--- start Records for the task ---

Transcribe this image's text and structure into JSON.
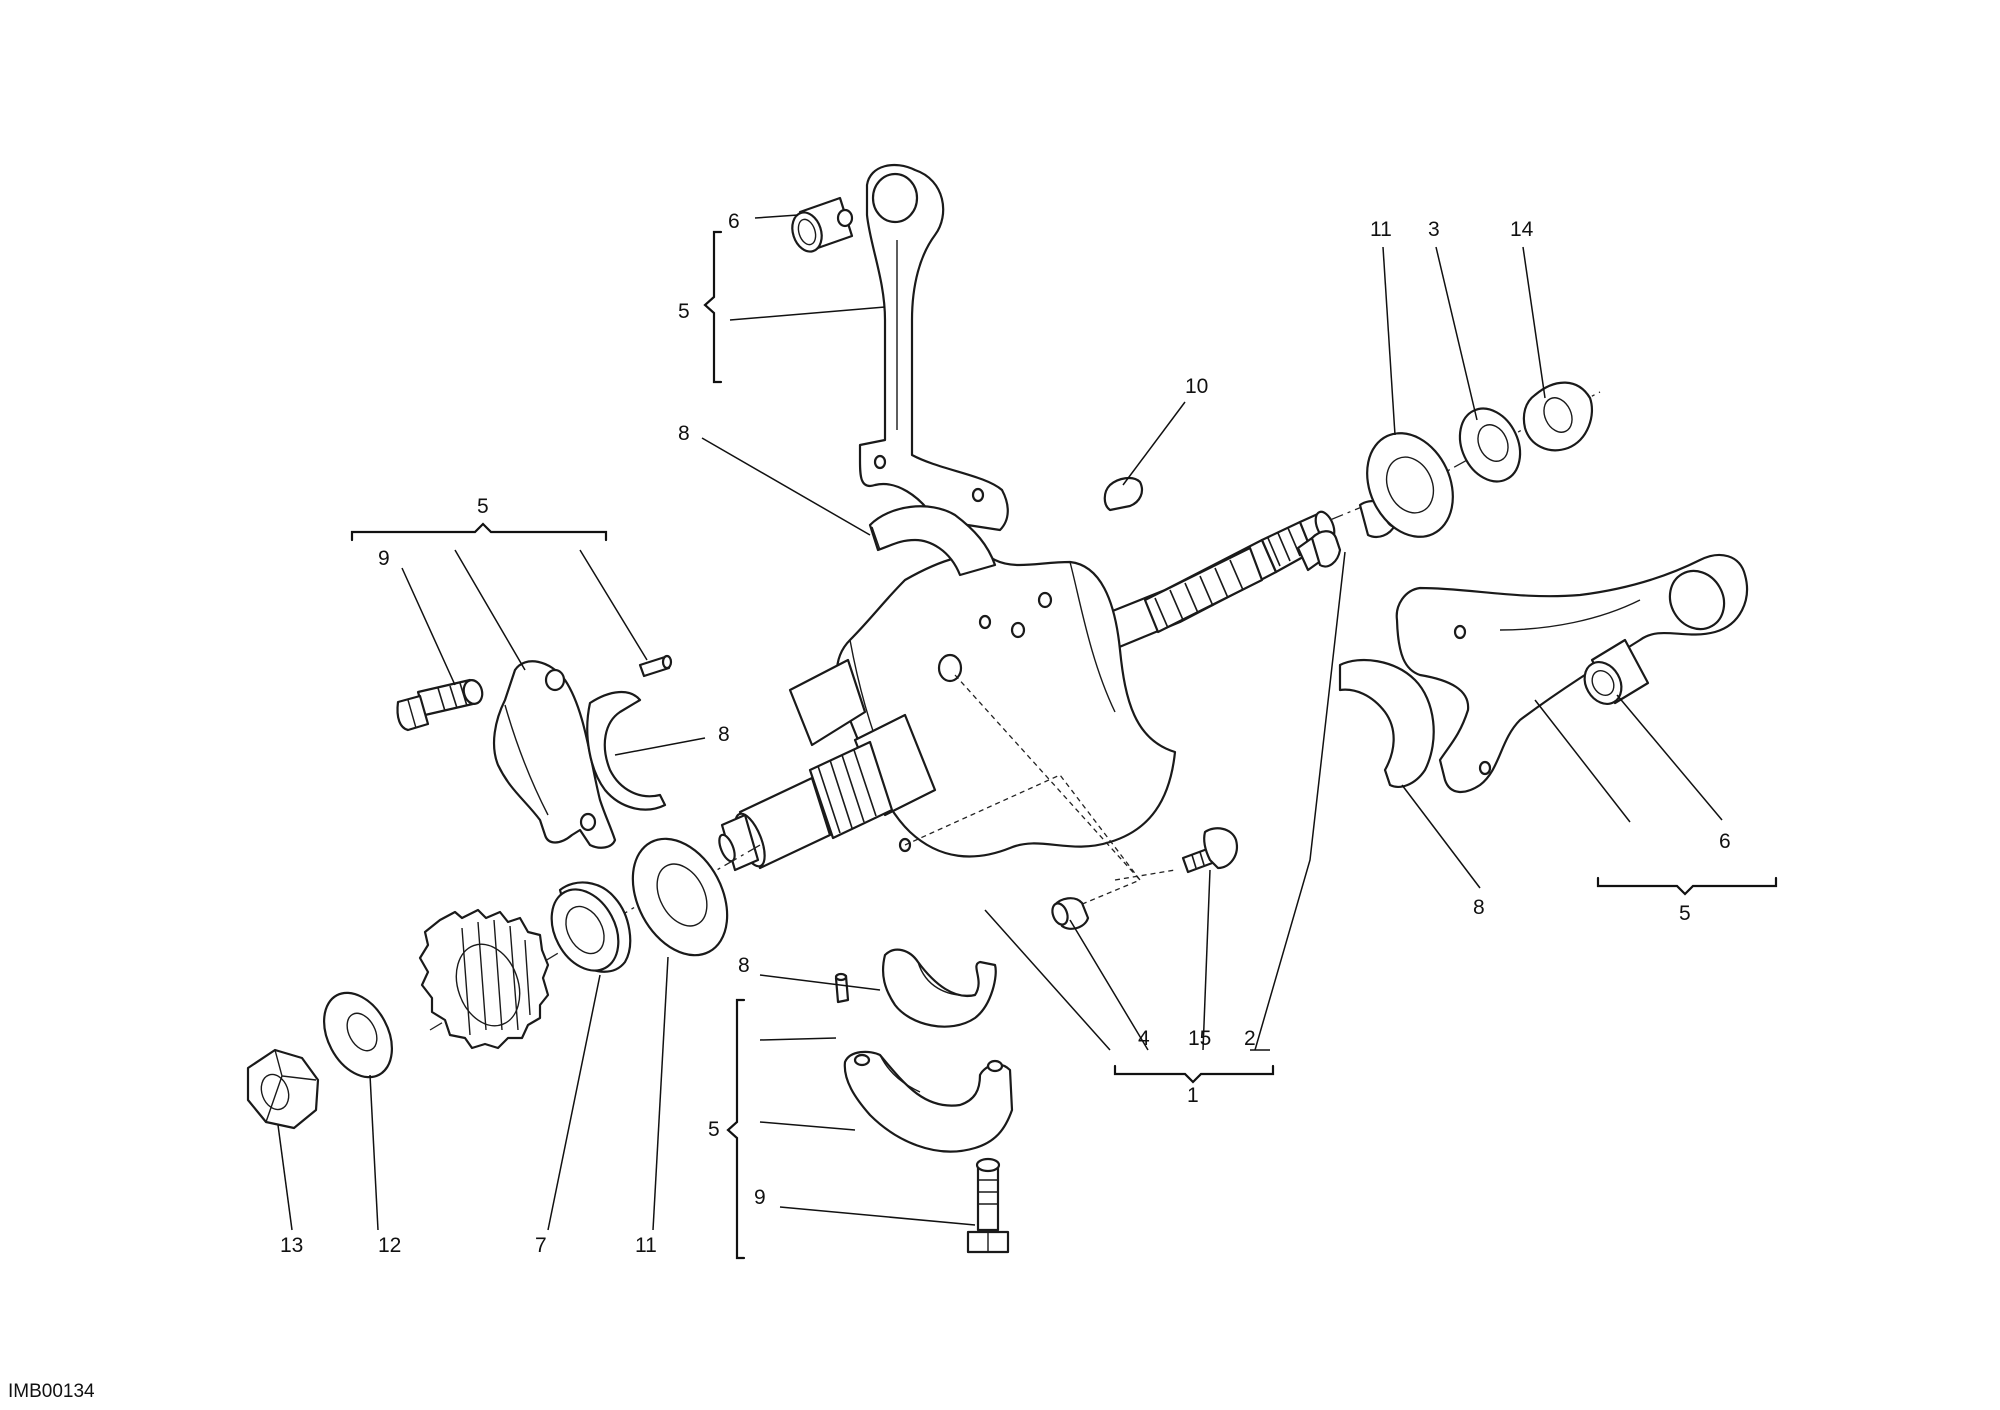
{
  "drawing_code": "IMB00134",
  "callouts": {
    "rod_top_group": "5",
    "rod_top_bushing": "6",
    "rod_top_bearing": "8",
    "key": "10",
    "right_washer": "11",
    "right_spacer": "3",
    "right_nut": "14",
    "left_group": "5",
    "left_bolt": "9",
    "left_bearing": "8",
    "rod_right_bushing": "6",
    "rod_right_group": "5",
    "rod_right_bearing": "8",
    "plug": "4",
    "screw": "15",
    "plug_small": "2",
    "crank_group": "1",
    "bottom_bearing": "8",
    "bottom_group": "5",
    "bottom_bolt": "9",
    "nut": "13",
    "washer": "12",
    "bushing_7": "7",
    "left_washer": "11"
  }
}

--- end Records for the task ---

▸ **Task description**: Omit the pictures. Output every record above word for word.

▸ **Written solution**:
Transcribe this image's text and structure into JSON.
{
  "drawing_code": "IMB00134",
  "callouts": {
    "rod_top_group": "5",
    "rod_top_bushing": "6",
    "rod_top_bearing": "8",
    "key": "10",
    "right_washer": "11",
    "right_spacer": "3",
    "right_nut": "14",
    "left_group": "5",
    "left_bolt": "9",
    "left_bearing": "8",
    "rod_right_bushing": "6",
    "rod_right_group": "5",
    "rod_right_bearing": "8",
    "plug": "4",
    "screw": "15",
    "plug_small": "2",
    "crank_group": "1",
    "bottom_bearing": "8",
    "bottom_group": "5",
    "bottom_bolt": "9",
    "nut": "13",
    "washer": "12",
    "bushing_7": "7",
    "left_washer": "11"
  }
}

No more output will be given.